- **TEXT SEGMENT**
[start]

In a conventional manner, head portion 16 is generally rectangular in shape and forms a platform or support for a multiplicity of bristles 18 extending perpendicular with respect to the top surface 20 of the head portion. The bristles preferably are fabricated from a suitable material such as nylon filament, for example, and are affixed to the head portion in a well known manner. It will be appreciated that the number of strands or filaments employed is largely a matter of choice and that for purposes of illustrating the invention the individual strands have been shown enlarged in size and greatly reduced in number.
According to an important feature of the invention, the bristles 18 are divided into a series of spaced clumps or groups generally designated by reference numerals 22, 24, and 26. In other words, the packing density of the bristles supported by the head portion of the toothbrush is non-uniform. It has been discovered that by providing a space between the individual clusters of bristles, access of the bristle tips to the concave spaces between adjacent teeth is greatly enhanced particularly in the region where the gingiva terminates, i.e. the so-called "gum line." As best seen in FIGS. 4 and 5, the spacing between bristle clusters 22, 24 is indicated by the letter "a" whereas the spacing between bristle clusters 24, and 26 is indicated by the letter "b." Preferably, the magnitude of spacings "a" and "b" is equal to the average span of an adult tooth or approximately in the range of say, from about 3/16 inches to about 1/4 inches. Although in the preferred embodiment of FIGS. 1-4, the bristle group spacing dimensions "a" and "b" are shown to be equal, it will be appreciated that these distances may be unequal, if desired. This variation is particularly advantageous when used to clean teeth having lateral spans that vary more than usual. The transverse cross-sectional shape of the bristle groups also is a matter of convenient choice. Thus, when viewed from above in FIG. 4, the shape of the clusters may be circular, elliptical, square, rectangular and so on, or combinations of same.

[end]

- **PROBLEMS TO WORK ON**
[A] From the toothbrush passage, reproduce the text between "In a conventional" and "reduced in number.", inclusive.
[B] Does the toothbrush passage support each statement below? Answer yes or no for each, quoting the words that decide it. (i) The bristles on the head portion have a uniform packing density. (ii) The spacings "a" and "b" between bristle groups may differ from each other. (iii) The head portion is generally circular in shape.

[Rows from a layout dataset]
[start]

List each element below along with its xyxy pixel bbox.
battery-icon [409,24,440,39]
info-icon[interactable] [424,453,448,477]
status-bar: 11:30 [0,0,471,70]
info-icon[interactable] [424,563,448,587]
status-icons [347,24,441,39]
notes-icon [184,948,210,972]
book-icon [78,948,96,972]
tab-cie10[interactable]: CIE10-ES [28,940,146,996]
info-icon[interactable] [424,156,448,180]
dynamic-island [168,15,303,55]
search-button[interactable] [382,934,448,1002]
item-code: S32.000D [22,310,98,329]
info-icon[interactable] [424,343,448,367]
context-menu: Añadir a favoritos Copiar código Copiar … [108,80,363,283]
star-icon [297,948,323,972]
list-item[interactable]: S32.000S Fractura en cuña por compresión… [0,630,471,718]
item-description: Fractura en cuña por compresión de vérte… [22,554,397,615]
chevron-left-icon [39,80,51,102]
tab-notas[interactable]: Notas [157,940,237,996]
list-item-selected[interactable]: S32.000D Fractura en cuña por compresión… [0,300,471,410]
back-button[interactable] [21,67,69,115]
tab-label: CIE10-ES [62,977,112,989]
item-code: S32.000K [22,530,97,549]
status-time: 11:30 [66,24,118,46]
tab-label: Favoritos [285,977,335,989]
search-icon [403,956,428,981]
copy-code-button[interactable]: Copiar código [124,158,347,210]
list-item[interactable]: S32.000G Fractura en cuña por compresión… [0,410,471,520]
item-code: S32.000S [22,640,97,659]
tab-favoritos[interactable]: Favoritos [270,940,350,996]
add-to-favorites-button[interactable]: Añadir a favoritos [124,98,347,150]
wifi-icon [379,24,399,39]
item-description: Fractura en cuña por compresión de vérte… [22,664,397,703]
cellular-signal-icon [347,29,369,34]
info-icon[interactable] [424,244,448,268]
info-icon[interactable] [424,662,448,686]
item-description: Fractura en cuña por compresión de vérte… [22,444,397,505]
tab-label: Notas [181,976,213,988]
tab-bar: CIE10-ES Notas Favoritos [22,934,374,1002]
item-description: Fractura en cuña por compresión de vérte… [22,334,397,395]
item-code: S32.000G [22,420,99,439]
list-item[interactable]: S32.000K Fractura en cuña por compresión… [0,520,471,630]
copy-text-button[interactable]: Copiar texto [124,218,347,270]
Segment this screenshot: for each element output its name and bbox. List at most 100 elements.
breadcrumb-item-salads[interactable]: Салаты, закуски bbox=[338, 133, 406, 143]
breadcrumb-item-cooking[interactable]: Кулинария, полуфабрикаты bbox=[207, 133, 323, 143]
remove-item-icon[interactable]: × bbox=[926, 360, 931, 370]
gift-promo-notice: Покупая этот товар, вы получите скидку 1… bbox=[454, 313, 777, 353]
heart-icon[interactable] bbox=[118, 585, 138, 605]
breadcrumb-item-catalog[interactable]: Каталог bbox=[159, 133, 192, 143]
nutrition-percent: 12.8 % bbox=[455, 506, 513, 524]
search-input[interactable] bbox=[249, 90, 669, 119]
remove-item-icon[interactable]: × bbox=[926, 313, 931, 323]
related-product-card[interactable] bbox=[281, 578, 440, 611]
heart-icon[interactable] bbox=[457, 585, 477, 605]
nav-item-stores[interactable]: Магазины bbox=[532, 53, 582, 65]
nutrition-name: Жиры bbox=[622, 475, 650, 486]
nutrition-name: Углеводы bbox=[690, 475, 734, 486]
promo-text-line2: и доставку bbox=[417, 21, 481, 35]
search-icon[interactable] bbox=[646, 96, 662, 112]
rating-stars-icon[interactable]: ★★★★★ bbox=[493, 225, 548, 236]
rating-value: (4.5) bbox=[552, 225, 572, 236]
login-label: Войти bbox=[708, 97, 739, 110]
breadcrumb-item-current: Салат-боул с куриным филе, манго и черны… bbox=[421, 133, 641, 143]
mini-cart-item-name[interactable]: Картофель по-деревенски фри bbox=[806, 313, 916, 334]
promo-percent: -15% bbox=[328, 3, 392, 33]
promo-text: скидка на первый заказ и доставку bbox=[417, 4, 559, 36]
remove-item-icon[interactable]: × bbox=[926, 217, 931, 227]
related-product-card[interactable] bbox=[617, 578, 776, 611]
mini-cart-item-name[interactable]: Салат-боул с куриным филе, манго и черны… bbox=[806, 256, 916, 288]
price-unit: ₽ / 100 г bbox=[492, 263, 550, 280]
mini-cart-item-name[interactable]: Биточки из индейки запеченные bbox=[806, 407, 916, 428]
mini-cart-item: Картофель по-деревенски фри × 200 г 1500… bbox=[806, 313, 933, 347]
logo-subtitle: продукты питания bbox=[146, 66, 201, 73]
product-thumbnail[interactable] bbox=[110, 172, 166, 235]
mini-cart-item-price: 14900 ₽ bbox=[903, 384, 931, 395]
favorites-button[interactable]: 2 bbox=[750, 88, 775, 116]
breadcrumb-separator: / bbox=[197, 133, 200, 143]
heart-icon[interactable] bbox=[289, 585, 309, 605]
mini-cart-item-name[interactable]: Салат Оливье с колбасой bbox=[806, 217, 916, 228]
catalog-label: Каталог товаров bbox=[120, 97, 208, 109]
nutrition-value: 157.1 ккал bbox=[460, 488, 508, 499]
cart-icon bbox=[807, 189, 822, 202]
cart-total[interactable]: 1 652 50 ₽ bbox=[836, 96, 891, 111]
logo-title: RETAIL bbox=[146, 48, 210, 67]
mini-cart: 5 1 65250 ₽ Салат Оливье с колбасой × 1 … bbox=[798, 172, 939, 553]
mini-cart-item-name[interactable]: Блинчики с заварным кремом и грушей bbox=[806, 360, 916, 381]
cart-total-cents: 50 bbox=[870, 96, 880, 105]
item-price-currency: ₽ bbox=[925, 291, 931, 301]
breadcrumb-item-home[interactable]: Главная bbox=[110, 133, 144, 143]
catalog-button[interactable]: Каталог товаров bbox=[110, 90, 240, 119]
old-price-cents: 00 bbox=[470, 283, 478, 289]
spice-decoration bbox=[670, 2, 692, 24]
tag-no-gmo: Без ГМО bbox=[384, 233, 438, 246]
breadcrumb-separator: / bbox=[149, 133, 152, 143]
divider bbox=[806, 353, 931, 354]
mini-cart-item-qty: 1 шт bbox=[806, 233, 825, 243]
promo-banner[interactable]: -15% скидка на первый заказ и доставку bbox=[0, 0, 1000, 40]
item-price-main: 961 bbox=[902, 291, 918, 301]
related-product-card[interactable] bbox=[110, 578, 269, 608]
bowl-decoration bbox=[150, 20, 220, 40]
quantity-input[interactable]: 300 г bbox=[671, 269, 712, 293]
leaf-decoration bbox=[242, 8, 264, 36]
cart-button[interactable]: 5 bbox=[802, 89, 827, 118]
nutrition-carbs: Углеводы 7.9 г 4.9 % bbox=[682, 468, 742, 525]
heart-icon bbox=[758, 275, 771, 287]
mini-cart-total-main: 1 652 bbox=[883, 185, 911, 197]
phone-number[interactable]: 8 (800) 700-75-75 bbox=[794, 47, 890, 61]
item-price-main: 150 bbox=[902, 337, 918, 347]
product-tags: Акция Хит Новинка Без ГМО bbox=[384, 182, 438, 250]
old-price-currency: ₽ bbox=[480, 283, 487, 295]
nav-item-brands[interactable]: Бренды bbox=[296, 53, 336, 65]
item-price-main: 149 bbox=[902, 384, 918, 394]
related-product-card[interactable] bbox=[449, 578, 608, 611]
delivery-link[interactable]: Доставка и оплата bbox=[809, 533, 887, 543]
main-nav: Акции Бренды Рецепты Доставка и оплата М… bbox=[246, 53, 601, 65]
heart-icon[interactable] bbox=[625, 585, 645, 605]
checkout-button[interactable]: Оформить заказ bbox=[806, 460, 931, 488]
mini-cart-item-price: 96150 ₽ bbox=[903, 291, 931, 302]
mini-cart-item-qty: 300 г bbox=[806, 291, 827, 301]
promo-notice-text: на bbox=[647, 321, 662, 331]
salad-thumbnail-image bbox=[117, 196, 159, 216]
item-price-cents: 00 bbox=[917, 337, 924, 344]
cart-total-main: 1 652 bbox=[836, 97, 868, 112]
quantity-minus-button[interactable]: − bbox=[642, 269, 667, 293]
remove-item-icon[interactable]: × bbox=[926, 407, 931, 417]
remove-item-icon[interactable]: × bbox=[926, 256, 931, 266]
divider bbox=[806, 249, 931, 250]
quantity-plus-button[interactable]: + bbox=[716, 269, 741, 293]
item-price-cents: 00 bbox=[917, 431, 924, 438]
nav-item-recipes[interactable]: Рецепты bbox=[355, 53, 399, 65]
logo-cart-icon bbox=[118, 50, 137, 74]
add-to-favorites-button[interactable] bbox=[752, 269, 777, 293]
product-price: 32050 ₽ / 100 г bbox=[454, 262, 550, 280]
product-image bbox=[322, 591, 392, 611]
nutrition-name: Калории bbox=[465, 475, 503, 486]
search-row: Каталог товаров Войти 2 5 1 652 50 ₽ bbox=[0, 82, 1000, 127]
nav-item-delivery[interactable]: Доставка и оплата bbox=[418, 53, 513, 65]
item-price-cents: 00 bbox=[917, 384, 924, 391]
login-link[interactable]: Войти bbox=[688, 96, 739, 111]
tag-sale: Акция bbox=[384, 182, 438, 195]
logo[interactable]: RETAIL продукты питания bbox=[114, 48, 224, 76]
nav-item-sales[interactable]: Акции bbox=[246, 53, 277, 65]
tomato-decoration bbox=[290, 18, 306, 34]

[end]

- **THE RESPONSES**
[A]
In a conventional manner, head portion 16 is generally rectangular in shape and forms a platform or support for a multiplicity of bristles 18 extending perpendicular with respect to the top surface 20 of the head portion. The bristles preferably are fabricated from a suitable material such as nylon filament, for example, and are affixed to the head portion in a well known manner. It will be appreciated that the number of strands or filaments employed is largely a matter of choice and that for purposes of illustrating the invention the individual strands have been shown enlarged in size and greatly reduced in number.

[B]
(i) No: "the packing density of the bristles supported by the head portion of the toothbrush is non-uniform."
(ii) Yes: "it will be appreciated that these distances may be unequal, if desired."
(iii) No: "head portion 16 is generally rectangular in shape"